## Start Raw data

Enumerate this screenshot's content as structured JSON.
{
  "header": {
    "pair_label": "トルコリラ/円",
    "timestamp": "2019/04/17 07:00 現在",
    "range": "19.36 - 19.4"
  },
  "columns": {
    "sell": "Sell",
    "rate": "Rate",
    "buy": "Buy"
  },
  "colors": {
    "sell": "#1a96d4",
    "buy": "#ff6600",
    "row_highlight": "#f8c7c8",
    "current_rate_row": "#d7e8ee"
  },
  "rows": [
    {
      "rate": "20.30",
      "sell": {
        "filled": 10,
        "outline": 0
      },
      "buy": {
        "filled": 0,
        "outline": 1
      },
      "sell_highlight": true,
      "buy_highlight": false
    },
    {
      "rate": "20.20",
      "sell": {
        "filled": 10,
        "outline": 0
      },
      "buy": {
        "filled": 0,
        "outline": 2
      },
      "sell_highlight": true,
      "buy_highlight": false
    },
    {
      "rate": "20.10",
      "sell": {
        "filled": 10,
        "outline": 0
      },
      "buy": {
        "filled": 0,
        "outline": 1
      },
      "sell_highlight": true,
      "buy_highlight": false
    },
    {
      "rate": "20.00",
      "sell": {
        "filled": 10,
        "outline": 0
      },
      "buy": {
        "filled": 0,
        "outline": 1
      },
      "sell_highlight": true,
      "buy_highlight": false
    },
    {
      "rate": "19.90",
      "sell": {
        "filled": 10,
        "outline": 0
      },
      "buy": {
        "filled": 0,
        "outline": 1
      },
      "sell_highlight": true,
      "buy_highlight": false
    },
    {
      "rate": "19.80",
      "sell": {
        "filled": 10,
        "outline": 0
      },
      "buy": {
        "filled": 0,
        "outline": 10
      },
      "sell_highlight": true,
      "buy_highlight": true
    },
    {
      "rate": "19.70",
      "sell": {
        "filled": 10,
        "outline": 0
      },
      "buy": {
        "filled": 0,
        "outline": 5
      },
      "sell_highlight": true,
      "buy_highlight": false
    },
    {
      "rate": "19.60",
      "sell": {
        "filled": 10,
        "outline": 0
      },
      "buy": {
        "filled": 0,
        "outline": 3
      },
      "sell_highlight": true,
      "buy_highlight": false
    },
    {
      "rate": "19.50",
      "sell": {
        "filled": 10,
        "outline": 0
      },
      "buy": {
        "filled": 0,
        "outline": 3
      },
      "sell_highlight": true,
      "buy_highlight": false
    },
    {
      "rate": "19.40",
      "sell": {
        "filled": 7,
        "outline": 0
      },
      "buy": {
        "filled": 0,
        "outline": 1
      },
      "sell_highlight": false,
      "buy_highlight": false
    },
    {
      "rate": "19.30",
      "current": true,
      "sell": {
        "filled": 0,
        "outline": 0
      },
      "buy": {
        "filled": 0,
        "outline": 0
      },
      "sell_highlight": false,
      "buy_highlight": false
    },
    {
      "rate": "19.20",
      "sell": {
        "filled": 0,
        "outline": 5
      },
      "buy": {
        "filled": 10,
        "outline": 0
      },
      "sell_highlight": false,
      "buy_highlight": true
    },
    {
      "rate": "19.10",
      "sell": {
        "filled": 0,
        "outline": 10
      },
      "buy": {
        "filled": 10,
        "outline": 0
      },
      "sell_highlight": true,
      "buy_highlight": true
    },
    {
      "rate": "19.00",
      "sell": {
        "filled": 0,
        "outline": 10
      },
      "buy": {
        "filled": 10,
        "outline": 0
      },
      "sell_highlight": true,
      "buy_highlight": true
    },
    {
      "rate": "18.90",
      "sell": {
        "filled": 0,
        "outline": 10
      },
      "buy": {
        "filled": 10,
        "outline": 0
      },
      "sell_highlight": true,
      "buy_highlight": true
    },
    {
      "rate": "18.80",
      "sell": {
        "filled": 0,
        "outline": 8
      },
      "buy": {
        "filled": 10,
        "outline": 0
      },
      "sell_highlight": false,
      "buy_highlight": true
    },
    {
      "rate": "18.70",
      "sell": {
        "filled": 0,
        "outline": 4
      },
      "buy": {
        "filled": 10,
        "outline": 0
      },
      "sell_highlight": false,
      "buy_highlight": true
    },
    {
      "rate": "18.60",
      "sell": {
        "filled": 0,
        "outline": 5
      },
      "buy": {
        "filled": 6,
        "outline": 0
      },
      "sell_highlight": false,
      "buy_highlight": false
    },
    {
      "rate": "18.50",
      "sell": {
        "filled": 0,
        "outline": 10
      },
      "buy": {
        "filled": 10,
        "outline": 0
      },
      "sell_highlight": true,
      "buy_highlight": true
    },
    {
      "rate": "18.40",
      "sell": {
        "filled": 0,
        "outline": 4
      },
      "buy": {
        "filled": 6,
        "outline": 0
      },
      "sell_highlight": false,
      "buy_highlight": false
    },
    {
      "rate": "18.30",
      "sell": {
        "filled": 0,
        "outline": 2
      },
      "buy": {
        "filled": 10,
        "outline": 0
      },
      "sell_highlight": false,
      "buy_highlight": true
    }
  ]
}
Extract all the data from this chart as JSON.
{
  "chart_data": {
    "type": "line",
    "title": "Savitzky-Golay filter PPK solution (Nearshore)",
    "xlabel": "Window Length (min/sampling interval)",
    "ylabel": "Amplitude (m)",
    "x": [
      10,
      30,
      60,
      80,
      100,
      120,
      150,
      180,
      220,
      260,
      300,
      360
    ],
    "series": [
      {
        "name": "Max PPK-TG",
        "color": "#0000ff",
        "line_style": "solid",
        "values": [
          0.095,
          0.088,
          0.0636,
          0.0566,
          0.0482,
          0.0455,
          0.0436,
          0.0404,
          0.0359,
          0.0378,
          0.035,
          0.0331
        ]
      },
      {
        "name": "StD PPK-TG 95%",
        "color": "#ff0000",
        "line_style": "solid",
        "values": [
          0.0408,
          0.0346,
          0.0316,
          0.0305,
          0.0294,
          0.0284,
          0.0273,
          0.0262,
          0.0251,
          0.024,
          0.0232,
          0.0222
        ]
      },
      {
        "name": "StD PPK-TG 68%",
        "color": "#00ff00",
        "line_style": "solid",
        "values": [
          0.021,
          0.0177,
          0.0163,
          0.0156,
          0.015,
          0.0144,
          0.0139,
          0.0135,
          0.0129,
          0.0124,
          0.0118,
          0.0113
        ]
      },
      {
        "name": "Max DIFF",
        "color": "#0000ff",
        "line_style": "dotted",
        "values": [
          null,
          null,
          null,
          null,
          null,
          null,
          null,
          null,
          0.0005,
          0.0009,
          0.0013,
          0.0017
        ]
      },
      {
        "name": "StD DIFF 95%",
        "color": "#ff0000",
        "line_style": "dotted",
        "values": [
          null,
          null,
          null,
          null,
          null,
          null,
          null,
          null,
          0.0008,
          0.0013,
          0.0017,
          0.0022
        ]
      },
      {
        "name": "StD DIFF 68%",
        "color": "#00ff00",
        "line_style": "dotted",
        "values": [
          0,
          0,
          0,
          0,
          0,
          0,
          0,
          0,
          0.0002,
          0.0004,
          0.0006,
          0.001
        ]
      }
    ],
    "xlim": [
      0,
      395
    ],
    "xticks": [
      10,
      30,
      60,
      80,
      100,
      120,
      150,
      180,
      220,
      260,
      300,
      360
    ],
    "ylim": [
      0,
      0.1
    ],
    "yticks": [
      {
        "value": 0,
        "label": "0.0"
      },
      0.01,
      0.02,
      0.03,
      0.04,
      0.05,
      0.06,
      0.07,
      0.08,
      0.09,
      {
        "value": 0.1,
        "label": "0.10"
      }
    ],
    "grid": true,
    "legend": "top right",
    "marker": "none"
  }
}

## End Raw data

_Aim of the exercise_
Determine how many lines in the records contain "this", and reply with the number only.

_Task output_
2